** begin **

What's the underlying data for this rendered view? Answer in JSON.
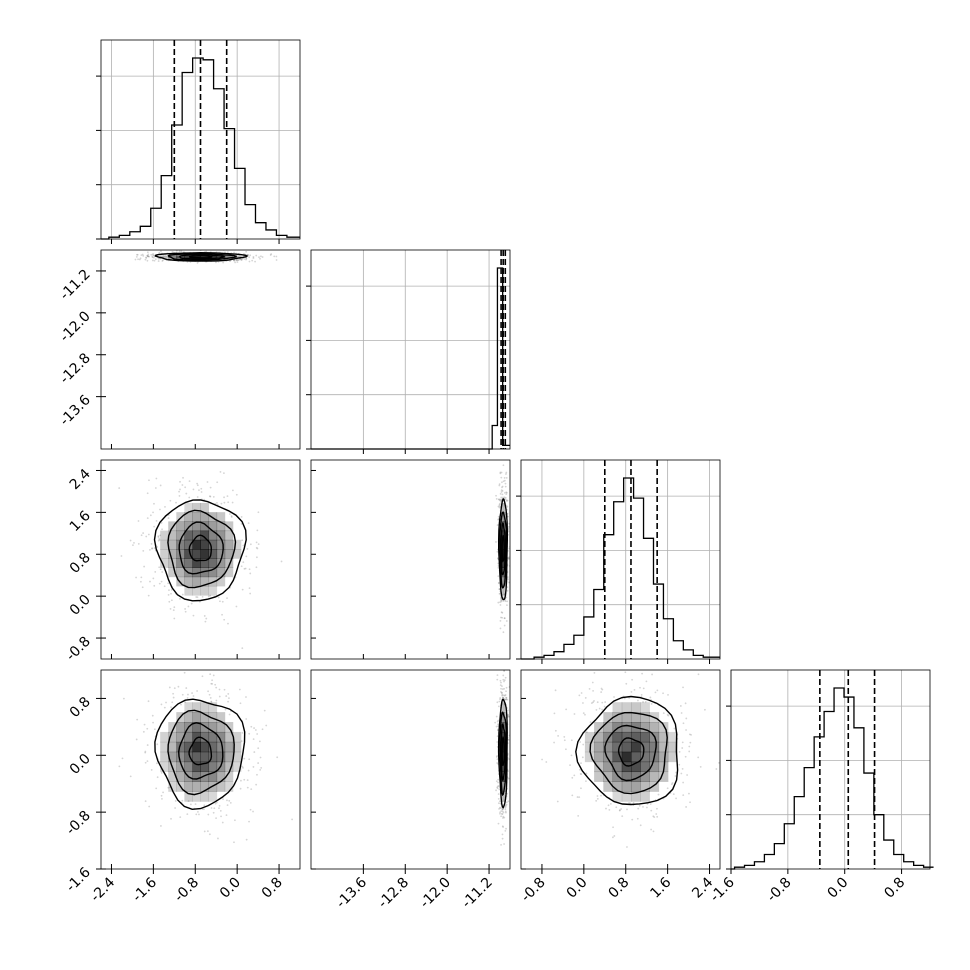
{
  "chart_data": {
    "type": "corner",
    "parameters": 4,
    "grid": true,
    "colors": {
      "line": "#000000",
      "grid": "#b0b0b0",
      "density": "#000000"
    },
    "params": [
      {
        "range": [
          -2.6,
          1.2
        ],
        "ticks": [
          "-2.4",
          "-1.6",
          "-0.8",
          "0.0",
          "0.8"
        ],
        "tick_values": [
          -2.4,
          -1.6,
          -0.8,
          0.0,
          0.8
        ],
        "mean": -0.7,
        "sd": 0.42,
        "quantiles": [
          -1.2,
          -0.7,
          -0.2
        ]
      },
      {
        "range": [
          -14.6,
          -10.8
        ],
        "ticks": [
          "-13.6",
          "-12.8",
          "-12.0",
          "-11.2"
        ],
        "tick_values": [
          -13.6,
          -12.8,
          -12.0,
          -11.2
        ],
        "mean": -10.93,
        "sd": 0.04,
        "quantiles": [
          -10.97,
          -10.93,
          -10.89
        ]
      },
      {
        "range": [
          -1.2,
          2.6
        ],
        "ticks": [
          "-0.8",
          "0.0",
          "0.8",
          "1.6",
          "2.4"
        ],
        "tick_values": [
          -0.8,
          0.0,
          0.8,
          1.6,
          2.4
        ],
        "mean": 0.9,
        "sd": 0.48,
        "quantiles": [
          0.4,
          0.9,
          1.4
        ]
      },
      {
        "range": [
          -1.6,
          1.2
        ],
        "ticks": [
          "-1.6",
          "-0.8",
          "0.0",
          "0.8"
        ],
        "tick_values": [
          -1.6,
          -0.8,
          0.0,
          0.8
        ],
        "mean": 0.05,
        "sd": 0.38,
        "quantiles": [
          -0.35,
          0.05,
          0.42
        ]
      }
    ],
    "histograms": [
      {
        "param": 0,
        "bin_edges_start": -2.45,
        "bin_width": 0.2,
        "counts": [
          1,
          2,
          4,
          7,
          17,
          35,
          63,
          92,
          100,
          99,
          83,
          61,
          39,
          19,
          9,
          5,
          2,
          1
        ]
      },
      {
        "param": 1,
        "bin_edges_start": -11.14,
        "bin_width": 0.1,
        "counts": [
          13,
          100,
          2
        ]
      },
      {
        "param": 2,
        "bin_edges_start": -0.95,
        "bin_width": 0.19,
        "counts": [
          1,
          2,
          4,
          8,
          13,
          23,
          38,
          68,
          86,
          99,
          88,
          66,
          41,
          22,
          10,
          5,
          2,
          1
        ]
      },
      {
        "param": 3,
        "bin_edges_start": -1.55,
        "bin_width": 0.14,
        "counts": [
          1,
          2,
          4,
          8,
          14,
          25,
          40,
          56,
          73,
          87,
          100,
          95,
          78,
          53,
          30,
          16,
          8,
          4,
          2,
          1
        ]
      }
    ],
    "pairs": [
      {
        "x": 0,
        "y": 1,
        "rx": 0.42,
        "ry": 0.04
      },
      {
        "x": 0,
        "y": 2,
        "rx": 0.42,
        "ry": 0.48
      },
      {
        "x": 1,
        "y": 2,
        "rx": 0.04,
        "ry": 0.48
      },
      {
        "x": 0,
        "y": 3,
        "rx": 0.42,
        "ry": 0.38
      },
      {
        "x": 1,
        "y": 3,
        "rx": 0.04,
        "ry": 0.38
      },
      {
        "x": 2,
        "y": 3,
        "rx": 0.48,
        "ry": 0.38
      }
    ],
    "contour_levels_sigma": [
      0.5,
      1.0,
      1.5,
      2.0
    ]
  }
}
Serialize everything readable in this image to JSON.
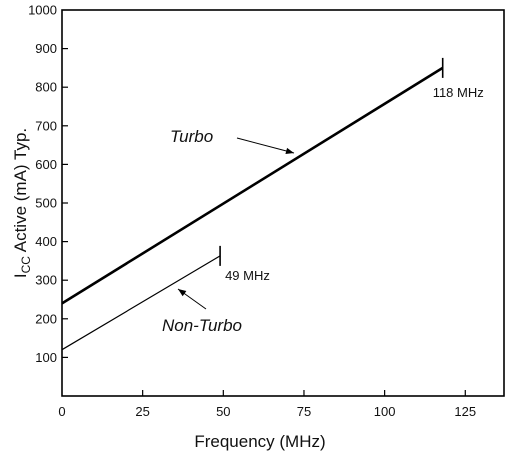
{
  "chart_data": {
    "type": "line",
    "xlabel": "Frequency (MHz)",
    "ylabel_main": "I",
    "ylabel_sub": "CC",
    "ylabel_rest": " Active (mA) Typ.",
    "xlim": [
      0,
      137
    ],
    "ylim": [
      0,
      1000
    ],
    "x_ticks": [
      "0",
      "25",
      "50",
      "75",
      "100",
      "125"
    ],
    "y_ticks": [
      "100",
      "200",
      "300",
      "400",
      "500",
      "600",
      "700",
      "800",
      "900",
      "1000"
    ],
    "grid": false,
    "series": [
      {
        "name": "Turbo",
        "color": "#000000",
        "x": [
          0,
          118
        ],
        "y": [
          240,
          850
        ],
        "end_label": "118 MHz"
      },
      {
        "name": "Non-Turbo",
        "color": "#000000",
        "x": [
          0,
          49
        ],
        "y": [
          120,
          363
        ],
        "end_label": "49 MHz"
      }
    ]
  }
}
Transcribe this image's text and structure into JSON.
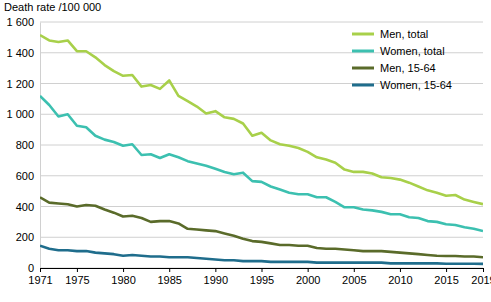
{
  "chart_data": {
    "type": "line",
    "ylabel": "Death rate /100 000",
    "x": [
      1971,
      1972,
      1973,
      1974,
      1975,
      1976,
      1977,
      1978,
      1979,
      1980,
      1981,
      1982,
      1983,
      1984,
      1985,
      1986,
      1987,
      1988,
      1989,
      1990,
      1991,
      1992,
      1993,
      1994,
      1995,
      1996,
      1997,
      1998,
      1999,
      2000,
      2001,
      2002,
      2003,
      2004,
      2005,
      2006,
      2007,
      2008,
      2009,
      2010,
      2011,
      2012,
      2013,
      2014,
      2015,
      2016,
      2017,
      2018,
      2019
    ],
    "series": [
      {
        "name": "Men, total",
        "color": "#a8d04a",
        "values": [
          1515,
          1480,
          1470,
          1480,
          1410,
          1410,
          1370,
          1320,
          1280,
          1250,
          1255,
          1180,
          1190,
          1165,
          1220,
          1120,
          1085,
          1050,
          1005,
          1020,
          980,
          970,
          940,
          860,
          880,
          830,
          805,
          795,
          780,
          755,
          720,
          705,
          685,
          640,
          625,
          625,
          615,
          590,
          585,
          575,
          555,
          530,
          505,
          490,
          470,
          475,
          445,
          430,
          415
        ]
      },
      {
        "name": "Women, total",
        "color": "#3cc0b0",
        "values": [
          1120,
          1060,
          985,
          1000,
          925,
          915,
          860,
          835,
          820,
          795,
          805,
          735,
          740,
          715,
          740,
          720,
          695,
          680,
          665,
          645,
          625,
          610,
          620,
          565,
          560,
          530,
          510,
          490,
          480,
          480,
          460,
          460,
          430,
          395,
          395,
          380,
          375,
          365,
          350,
          350,
          330,
          325,
          305,
          300,
          285,
          280,
          265,
          255,
          240
        ]
      },
      {
        "name": "Men, 15-64",
        "color": "#5a6b2a",
        "values": [
          460,
          425,
          420,
          415,
          400,
          410,
          405,
          380,
          360,
          335,
          340,
          325,
          300,
          305,
          305,
          290,
          255,
          250,
          245,
          240,
          225,
          210,
          190,
          175,
          170,
          160,
          150,
          150,
          145,
          145,
          130,
          125,
          125,
          120,
          115,
          110,
          110,
          110,
          105,
          100,
          95,
          90,
          85,
          80,
          78,
          78,
          75,
          75,
          70
        ]
      },
      {
        "name": "Women, 15-64",
        "color": "#1f6d8c",
        "values": [
          145,
          125,
          115,
          115,
          110,
          110,
          100,
          95,
          90,
          80,
          85,
          80,
          75,
          75,
          70,
          70,
          70,
          65,
          60,
          55,
          50,
          50,
          45,
          45,
          45,
          40,
          40,
          40,
          40,
          40,
          35,
          35,
          35,
          35,
          35,
          35,
          35,
          35,
          30,
          30,
          30,
          30,
          30,
          30,
          28,
          28,
          28,
          28,
          27
        ]
      }
    ],
    "xlim": [
      1971,
      2019
    ],
    "xticks": [
      1971,
      1975,
      1980,
      1985,
      1990,
      1995,
      2000,
      2005,
      2010,
      2015,
      2019
    ],
    "ylim": [
      0,
      1600
    ],
    "yticks": [
      0,
      200,
      400,
      600,
      800,
      {
        "value": 1000,
        "label": "1 000"
      },
      {
        "value": 1200,
        "label": "1 200"
      },
      {
        "value": 1400,
        "label": "1 400"
      },
      {
        "value": 1600,
        "label": "1 600"
      }
    ],
    "grid": true,
    "legend": "upper right"
  }
}
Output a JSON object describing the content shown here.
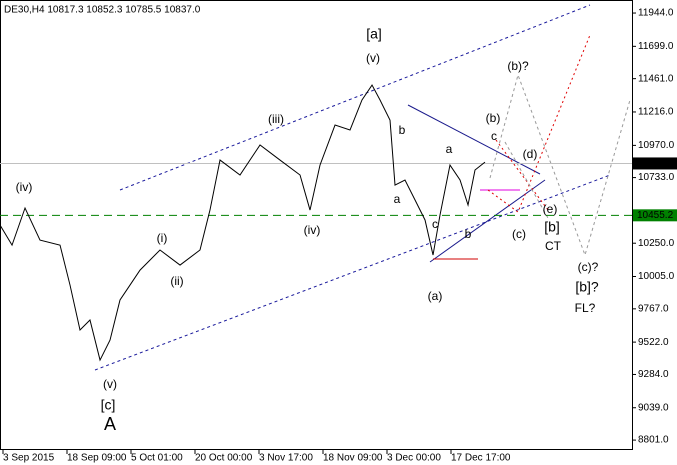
{
  "chart_data": {
    "type": "line",
    "title": "DE30,H4  10817.3 10852.3 10785.5 10837.0",
    "x": [
      -0.047,
      0.141,
      0.344,
      0.578,
      0.891,
      1.047,
      1.203,
      1.359,
      1.516,
      1.672,
      1.828,
      2.141,
      2.453,
      2.766,
      3.078,
      3.234,
      3.391,
      3.703,
      4.016,
      4.328,
      4.641,
      4.797,
      4.953,
      5.188,
      5.422,
      5.609,
      5.766,
      5.891,
      6.047,
      6.125,
      6.281,
      6.438,
      6.594,
      6.719,
      6.828,
      6.984,
      7.141,
      7.266,
      7.375,
      7.531
    ],
    "series": [
      {
        "name": "DE30",
        "color": "#000000",
        "values": [
          10384,
          10236,
          10509,
          10273,
          10236,
          9942,
          9611,
          9685,
          9390,
          9537,
          9832,
          10052,
          10200,
          10089,
          10200,
          10494,
          10862,
          10752,
          10973,
          10862,
          10752,
          10494,
          10825,
          11120,
          11083,
          11304,
          11414,
          11304,
          11156,
          10678,
          10715,
          10568,
          10421,
          10163,
          10457,
          10825,
          10715,
          10531,
          10789,
          10847
        ]
      }
    ],
    "xlim": [
      -0.047,
      9.828
    ],
    "xticks": [
      {
        "value": 0,
        "label": "3 Sep 2015"
      },
      {
        "value": 1,
        "label": "18 Sep 09:00"
      },
      {
        "value": 2,
        "label": "5 Oct 01:00"
      },
      {
        "value": 3,
        "label": "20 Oct 00:00"
      },
      {
        "value": 4,
        "label": "3 Nov 17:00"
      },
      {
        "value": 5,
        "label": "18 Nov 09:00"
      },
      {
        "value": 6,
        "label": "3 Dec 00:00"
      },
      {
        "value": 7,
        "label": "17 Dec 17:00"
      }
    ],
    "ylim": [
      8728,
      12040
    ],
    "yticks": [
      {
        "value": 11944,
        "label": "11944.0"
      },
      {
        "value": 11699,
        "label": "11699.0"
      },
      {
        "value": 11461,
        "label": "11461.0"
      },
      {
        "value": 11216,
        "label": "11216.0"
      },
      {
        "value": 10970,
        "label": "10970.0"
      },
      {
        "value": 10733,
        "label": "10733.0"
      },
      {
        "value": 10250,
        "label": "10250.0"
      },
      {
        "value": 10005,
        "label": "10005.0"
      },
      {
        "value": 9767,
        "label": "9767.0"
      },
      {
        "value": 9522,
        "label": "9522.0"
      },
      {
        "value": 9284,
        "label": "9284.0"
      },
      {
        "value": 9039,
        "label": "9039.0"
      },
      {
        "value": 8801,
        "label": "8801.0"
      }
    ],
    "hlines": [
      {
        "value": 10837,
        "label": "10837.0",
        "color": "#c0c0c0"
      },
      {
        "value": 10455.2,
        "color": "#008000"
      }
    ],
    "annotations": [
      "(iv)",
      "(i)",
      "(ii)",
      "(iii)",
      "(iv)",
      "(v)",
      "[a]",
      "(v)",
      "[c]",
      "A",
      "b",
      "a",
      "c",
      "(a)",
      "a",
      "b",
      "c",
      "(b)",
      "(d)",
      "(e)",
      "(c)",
      "[b]",
      "CT",
      "(b)?",
      "(c)?",
      "[b]?",
      "FL?"
    ]
  }
}
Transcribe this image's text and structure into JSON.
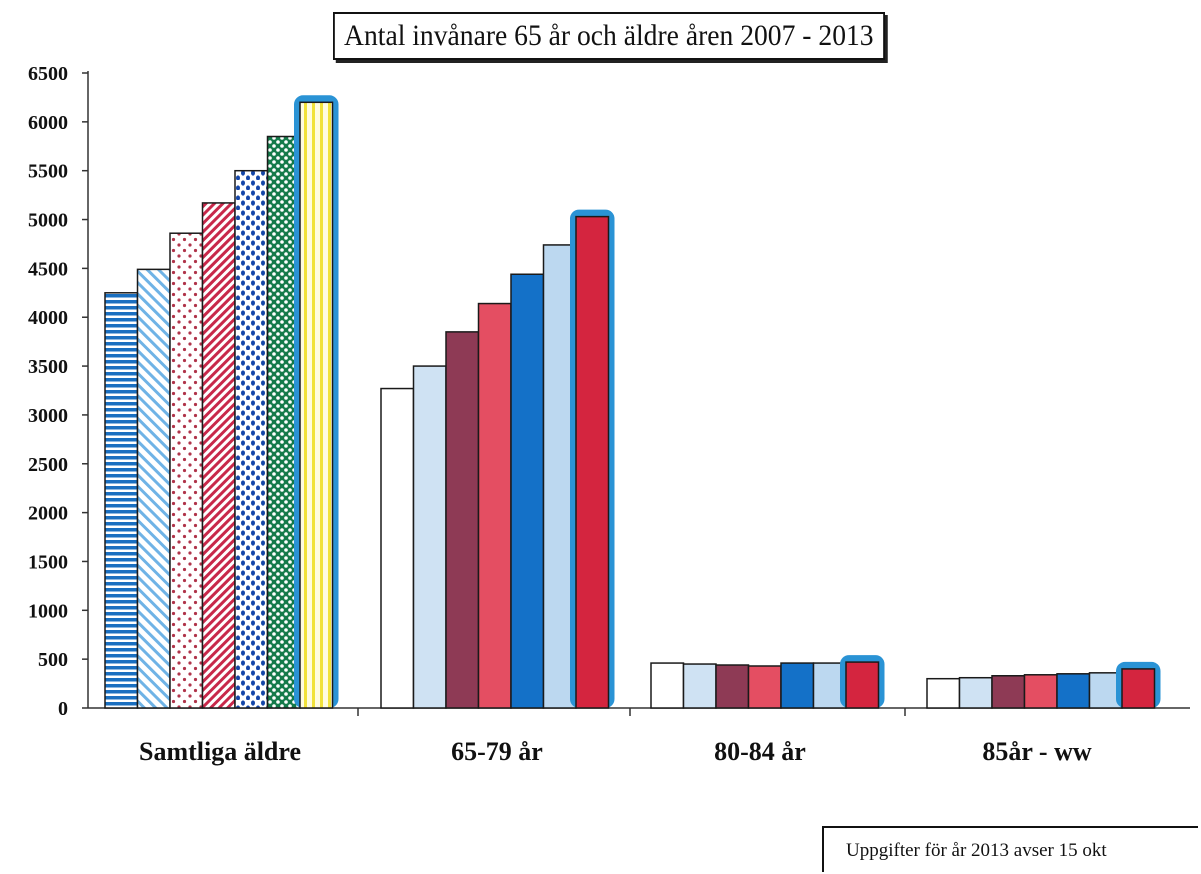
{
  "title": "Antal invånare 65 år och äldre åren 2007 - 2013",
  "note": "Uppgifter för år 2013 avser 15 okt",
  "chart_data": {
    "type": "bar",
    "title": "Antal invånare 65 år och äldre åren 2007 - 2013",
    "categories": [
      "Samtliga äldre",
      "65-79 år",
      "80-84 år",
      "85år - ww"
    ],
    "series_count": 7,
    "values": [
      [
        4250,
        4490,
        4860,
        5170,
        5500,
        5850,
        6200
      ],
      [
        3270,
        3500,
        3850,
        4140,
        4440,
        4740,
        5030
      ],
      [
        460,
        450,
        440,
        430,
        460,
        460,
        470
      ],
      [
        300,
        310,
        330,
        340,
        350,
        360,
        400
      ]
    ],
    "highlighted_series_index": 6,
    "yticks": [
      "0",
      "500",
      "1000",
      "1500",
      "2000",
      "2500",
      "3000",
      "3500",
      "4000",
      "4500",
      "5000",
      "5500",
      "6000",
      "6500"
    ],
    "ylim": [
      0,
      6500
    ],
    "grid": false,
    "legend": "none",
    "group_styles": {
      "samtliga": [
        {
          "pattern": "hlines",
          "color": "#1a6fc0"
        },
        {
          "pattern": "diag",
          "color": "#6fb3e6"
        },
        {
          "pattern": "dots",
          "color": "#b0344a"
        },
        {
          "pattern": "diag",
          "color": "#c8284a"
        },
        {
          "pattern": "dots",
          "color": "#1546a8"
        },
        {
          "pattern": "checker",
          "color": "#147a4a"
        },
        {
          "pattern": "vlines",
          "color": "#f1e23a"
        }
      ],
      "solid": [
        "#ffffff",
        "#cfe2f3",
        "#8e3a55",
        "#e44e62",
        "#1471c8",
        "#bcd8f0",
        "#d4253f"
      ]
    },
    "highlight_color": "#2a93d5"
  }
}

** end **

▶ **Exercise task**:
Count the lines above that contain the word "JSON". Give only the number.

▶ **Solved problem**:
5